Stated problem. Transcribe the records below exactly as they appear.
□ □ □
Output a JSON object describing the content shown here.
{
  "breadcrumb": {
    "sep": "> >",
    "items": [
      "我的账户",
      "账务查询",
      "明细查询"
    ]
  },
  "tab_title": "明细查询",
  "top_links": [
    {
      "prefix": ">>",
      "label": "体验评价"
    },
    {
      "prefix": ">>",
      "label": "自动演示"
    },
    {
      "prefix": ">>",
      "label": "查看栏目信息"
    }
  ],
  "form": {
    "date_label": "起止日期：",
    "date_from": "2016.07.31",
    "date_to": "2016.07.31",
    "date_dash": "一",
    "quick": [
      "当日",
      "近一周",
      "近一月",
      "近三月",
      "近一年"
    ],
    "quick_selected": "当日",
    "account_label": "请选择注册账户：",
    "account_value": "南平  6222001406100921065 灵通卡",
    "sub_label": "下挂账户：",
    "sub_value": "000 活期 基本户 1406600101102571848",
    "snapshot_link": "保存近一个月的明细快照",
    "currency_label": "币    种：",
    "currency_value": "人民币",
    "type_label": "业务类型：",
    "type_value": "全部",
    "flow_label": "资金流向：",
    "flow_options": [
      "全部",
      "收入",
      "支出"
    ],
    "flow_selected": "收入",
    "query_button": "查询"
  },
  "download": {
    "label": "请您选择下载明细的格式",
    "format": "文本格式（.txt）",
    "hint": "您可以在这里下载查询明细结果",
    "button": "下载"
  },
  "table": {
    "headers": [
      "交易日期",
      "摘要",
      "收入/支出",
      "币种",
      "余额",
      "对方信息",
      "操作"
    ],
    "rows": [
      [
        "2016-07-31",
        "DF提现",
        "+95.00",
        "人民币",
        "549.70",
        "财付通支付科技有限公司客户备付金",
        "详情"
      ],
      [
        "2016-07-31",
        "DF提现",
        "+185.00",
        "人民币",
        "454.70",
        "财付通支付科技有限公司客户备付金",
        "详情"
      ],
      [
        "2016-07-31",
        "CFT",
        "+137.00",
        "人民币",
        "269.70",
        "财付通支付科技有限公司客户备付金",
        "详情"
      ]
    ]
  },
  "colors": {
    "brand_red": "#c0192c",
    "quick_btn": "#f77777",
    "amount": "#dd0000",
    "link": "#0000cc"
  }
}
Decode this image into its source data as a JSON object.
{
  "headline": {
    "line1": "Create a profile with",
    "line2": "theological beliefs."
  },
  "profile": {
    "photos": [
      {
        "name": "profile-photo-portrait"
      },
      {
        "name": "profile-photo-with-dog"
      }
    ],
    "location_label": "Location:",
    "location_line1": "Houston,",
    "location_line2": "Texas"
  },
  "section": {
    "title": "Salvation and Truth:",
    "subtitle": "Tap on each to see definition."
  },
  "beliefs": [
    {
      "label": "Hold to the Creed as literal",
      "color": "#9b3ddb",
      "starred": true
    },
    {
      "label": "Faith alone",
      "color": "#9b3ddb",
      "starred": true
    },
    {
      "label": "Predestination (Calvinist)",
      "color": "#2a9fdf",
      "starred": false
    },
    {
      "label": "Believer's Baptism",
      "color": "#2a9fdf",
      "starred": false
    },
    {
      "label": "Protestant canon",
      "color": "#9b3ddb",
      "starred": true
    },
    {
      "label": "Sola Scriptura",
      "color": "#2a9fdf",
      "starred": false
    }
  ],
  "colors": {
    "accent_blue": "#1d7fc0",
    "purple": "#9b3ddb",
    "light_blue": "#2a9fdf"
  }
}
□ □ □
Task output.
Output a JSON object describing the content shown here.
{
  "breadcrumb": {
    "sep": "> >",
    "items": [
      "我的账户",
      "账务查询",
      "明细查询"
    ]
  },
  "tab_title": "明细查询",
  "top_links": [
    {
      "prefix": ">>",
      "label": "体验评价"
    },
    {
      "prefix": ">>",
      "label": "自动演示"
    },
    {
      "prefix": ">>",
      "label": "查看栏目信息"
    }
  ],
  "form": {
    "date_label": "起止日期：",
    "date_from": "2016.07.31",
    "date_to": "2016.07.31",
    "date_dash": "一",
    "quick": [
      "当日",
      "近一周",
      "近一月",
      "近三月",
      "近一年"
    ],
    "quick_selected": "当日",
    "account_label": "请选择注册账户：",
    "account_value": "南平  6222001406100921065 灵通卡",
    "sub_label": "下挂账户：",
    "sub_value": "000 活期 基本户 1406600101102571848",
    "snapshot_link": "保存近一个月的明细快照",
    "currency_label": "币    种：",
    "currency_value": "人民币",
    "type_label": "业务类型：",
    "type_value": "全部",
    "flow_label": "资金流向：",
    "flow_options": [
      "全部",
      "收入",
      "支出"
    ],
    "flow_selected": "收入",
    "query_button": "查询"
  },
  "download": {
    "label": "请您选择下载明细的格式",
    "format": "文本格式（.txt）",
    "hint": "您可以在这里下载查询明细结果",
    "button": "下载"
  },
  "table": {
    "headers": [
      "交易日期",
      "摘要",
      "收入/支出",
      "币种",
      "余额",
      "对方信息",
      "操作"
    ],
    "rows": [
      [
        "2016-07-31",
        "DF提现",
        "+95.00",
        "人民币",
        "549.70",
        "财付通支付科技有限公司客户备付金",
        "详情"
      ],
      [
        "2016-07-31",
        "DF提现",
        "+185.00",
        "人民币",
        "454.70",
        "财付通支付科技有限公司客户备付金",
        "详情"
      ],
      [
        "2016-07-31",
        "CFT",
        "+137.00",
        "人民币",
        "269.70",
        "财付通支付科技有限公司客户备付金",
        "详情"
      ]
    ]
  },
  "colors": {
    "brand_red": "#c0192c",
    "quick_btn": "#f77777",
    "amount": "#dd0000",
    "link": "#0000cc"
  }
}
Decode this image into its source data as a JSON object.
{
  "headline": {
    "line1": "Create a profile with",
    "line2": "theological beliefs."
  },
  "profile": {
    "photos": [
      {
        "name": "profile-photo-portrait"
      },
      {
        "name": "profile-photo-with-dog"
      }
    ],
    "location_label": "Location:",
    "location_line1": "Houston,",
    "location_line2": "Texas"
  },
  "section": {
    "title": "Salvation and Truth:",
    "subtitle": "Tap on each to see definition."
  },
  "beliefs": [
    {
      "label": "Hold to the Creed as literal",
      "color": "#9b3ddb",
      "starred": true
    },
    {
      "label": "Faith alone",
      "color": "#9b3ddb",
      "starred": true
    },
    {
      "label": "Predestination (Calvinist)",
      "color": "#2a9fdf",
      "starred": false
    },
    {
      "label": "Believer's Baptism",
      "color": "#2a9fdf",
      "starred": false
    },
    {
      "label": "Protestant canon",
      "color": "#9b3ddb",
      "starred": true
    },
    {
      "label": "Sola Scriptura",
      "color": "#2a9fdf",
      "starred": false
    }
  ],
  "colors": {
    "accent_blue": "#1d7fc0",
    "purple": "#9b3ddb",
    "light_blue": "#2a9fdf"
  }
}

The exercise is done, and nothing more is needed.